[The request]
From the entries below, count every line that contains the word "levels". Please give the number and nothing else.

[Figure record extracts]
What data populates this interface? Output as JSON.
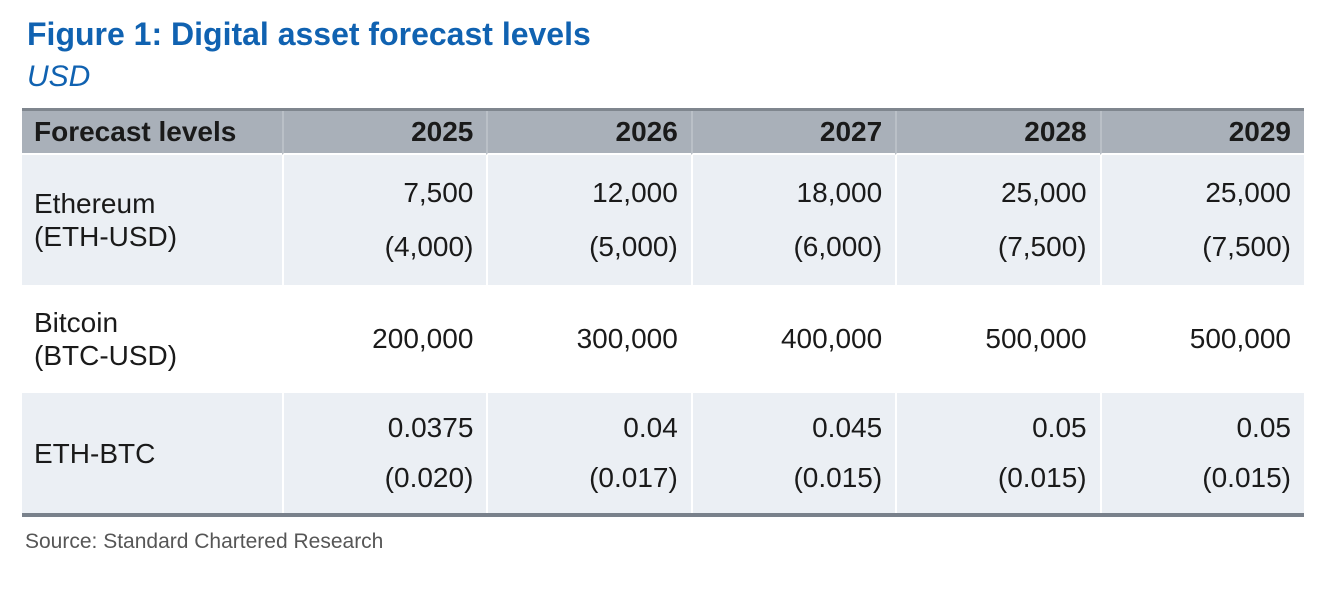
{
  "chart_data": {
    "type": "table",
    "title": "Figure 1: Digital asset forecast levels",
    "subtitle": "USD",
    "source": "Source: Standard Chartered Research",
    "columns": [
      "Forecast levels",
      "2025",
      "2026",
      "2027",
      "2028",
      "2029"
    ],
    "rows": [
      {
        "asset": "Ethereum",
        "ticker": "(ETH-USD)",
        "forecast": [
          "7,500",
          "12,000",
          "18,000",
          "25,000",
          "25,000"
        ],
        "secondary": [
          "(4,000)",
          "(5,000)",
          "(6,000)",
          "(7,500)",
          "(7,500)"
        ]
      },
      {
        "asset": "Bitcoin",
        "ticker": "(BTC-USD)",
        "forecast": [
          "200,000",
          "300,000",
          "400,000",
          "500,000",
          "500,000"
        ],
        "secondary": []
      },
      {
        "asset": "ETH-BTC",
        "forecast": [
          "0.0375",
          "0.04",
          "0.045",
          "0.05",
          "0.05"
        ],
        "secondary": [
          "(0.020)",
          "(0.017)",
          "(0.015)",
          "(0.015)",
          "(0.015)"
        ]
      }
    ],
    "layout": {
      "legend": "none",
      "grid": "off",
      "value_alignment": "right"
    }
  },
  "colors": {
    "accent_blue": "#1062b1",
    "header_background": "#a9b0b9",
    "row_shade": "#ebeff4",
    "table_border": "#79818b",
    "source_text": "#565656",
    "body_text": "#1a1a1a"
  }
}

==

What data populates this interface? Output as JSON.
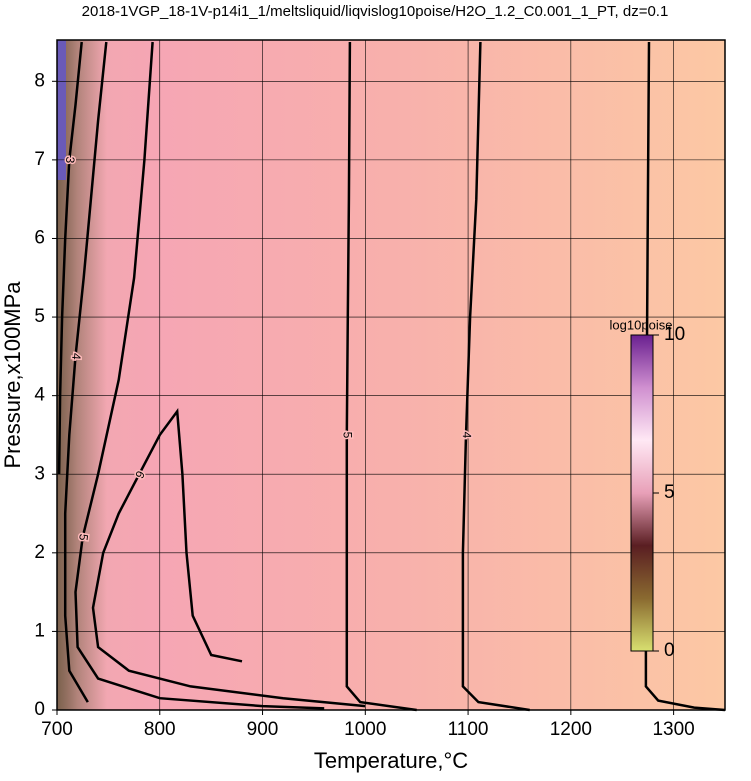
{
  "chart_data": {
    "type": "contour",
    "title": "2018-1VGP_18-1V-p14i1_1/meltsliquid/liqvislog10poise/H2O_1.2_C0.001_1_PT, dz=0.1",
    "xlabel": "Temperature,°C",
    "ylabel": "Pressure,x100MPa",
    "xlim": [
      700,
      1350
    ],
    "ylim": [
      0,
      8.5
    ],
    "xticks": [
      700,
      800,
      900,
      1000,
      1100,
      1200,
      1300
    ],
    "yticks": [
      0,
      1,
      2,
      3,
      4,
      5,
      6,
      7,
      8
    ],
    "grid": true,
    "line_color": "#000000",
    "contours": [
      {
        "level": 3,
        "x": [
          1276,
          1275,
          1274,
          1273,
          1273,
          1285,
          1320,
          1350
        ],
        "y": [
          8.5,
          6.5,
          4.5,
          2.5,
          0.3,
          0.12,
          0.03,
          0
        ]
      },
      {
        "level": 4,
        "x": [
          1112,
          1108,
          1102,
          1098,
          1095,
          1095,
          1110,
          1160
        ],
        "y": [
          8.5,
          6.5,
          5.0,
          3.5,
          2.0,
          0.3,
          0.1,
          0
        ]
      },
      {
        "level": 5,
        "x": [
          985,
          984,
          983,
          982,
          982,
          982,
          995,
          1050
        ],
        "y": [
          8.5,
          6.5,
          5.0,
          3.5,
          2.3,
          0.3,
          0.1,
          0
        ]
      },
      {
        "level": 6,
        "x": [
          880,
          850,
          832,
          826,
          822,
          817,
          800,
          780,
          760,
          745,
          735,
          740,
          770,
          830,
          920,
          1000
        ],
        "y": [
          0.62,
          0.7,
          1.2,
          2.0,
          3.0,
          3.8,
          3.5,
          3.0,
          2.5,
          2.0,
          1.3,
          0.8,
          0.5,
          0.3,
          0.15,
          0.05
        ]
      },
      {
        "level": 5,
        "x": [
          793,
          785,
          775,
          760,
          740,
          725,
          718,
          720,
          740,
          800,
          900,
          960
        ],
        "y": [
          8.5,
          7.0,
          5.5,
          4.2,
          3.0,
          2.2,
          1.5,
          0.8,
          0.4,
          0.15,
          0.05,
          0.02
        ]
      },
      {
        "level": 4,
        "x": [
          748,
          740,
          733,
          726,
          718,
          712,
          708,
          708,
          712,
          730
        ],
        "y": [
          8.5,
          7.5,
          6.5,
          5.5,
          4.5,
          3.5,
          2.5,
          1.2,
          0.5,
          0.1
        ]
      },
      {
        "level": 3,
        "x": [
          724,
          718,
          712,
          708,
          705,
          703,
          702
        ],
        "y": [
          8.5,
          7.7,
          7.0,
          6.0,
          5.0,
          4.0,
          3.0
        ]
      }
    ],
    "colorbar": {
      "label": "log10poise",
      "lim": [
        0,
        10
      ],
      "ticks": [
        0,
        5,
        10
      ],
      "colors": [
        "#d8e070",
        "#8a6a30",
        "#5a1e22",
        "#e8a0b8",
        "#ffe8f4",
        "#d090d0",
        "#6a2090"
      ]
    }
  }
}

[Full solution]
2